▶ Material to process:

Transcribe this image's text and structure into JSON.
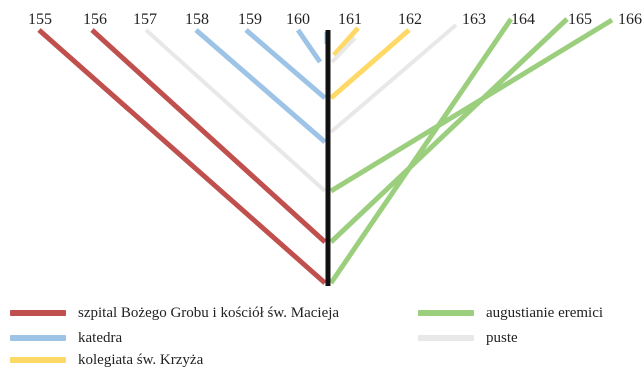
{
  "chart_data": {
    "type": "diagram",
    "tick_labels": [
      "155",
      "156",
      "157",
      "158",
      "159",
      "160",
      "161",
      "162",
      "163",
      "164",
      "165",
      "166"
    ],
    "legend": [
      {
        "key": "szpital",
        "label": "szpital Bożego Grobu i kościół św. Macieja",
        "color": "#c0504d"
      },
      {
        "key": "katedra",
        "label": "katedra",
        "color": "#9dc3e6"
      },
      {
        "key": "kolegiata",
        "label": "kolegiata św. Krzyża",
        "color": "#ffd966"
      },
      {
        "key": "augustianie",
        "label": "augustianie eremici",
        "color": "#9bcf7e"
      },
      {
        "key": "puste",
        "label": "puste",
        "color": "#e8e8e8"
      }
    ],
    "colors": {
      "axis": "#111111"
    }
  }
}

▶ Given instruction: Output all of the records exactly as they appear above, but not the pictures.

▶ The output:
Transcribe this image's text and structure into JSON.
{
  "chart_data": {
    "type": "diagram",
    "tick_labels": [
      "155",
      "156",
      "157",
      "158",
      "159",
      "160",
      "161",
      "162",
      "163",
      "164",
      "165",
      "166"
    ],
    "legend": [
      {
        "key": "szpital",
        "label": "szpital Bożego Grobu i kościół św. Macieja",
        "color": "#c0504d"
      },
      {
        "key": "katedra",
        "label": "katedra",
        "color": "#9dc3e6"
      },
      {
        "key": "kolegiata",
        "label": "kolegiata św. Krzyża",
        "color": "#ffd966"
      },
      {
        "key": "augustianie",
        "label": "augustianie eremici",
        "color": "#9bcf7e"
      },
      {
        "key": "puste",
        "label": "puste",
        "color": "#e8e8e8"
      }
    ],
    "colors": {
      "axis": "#111111"
    }
  }
}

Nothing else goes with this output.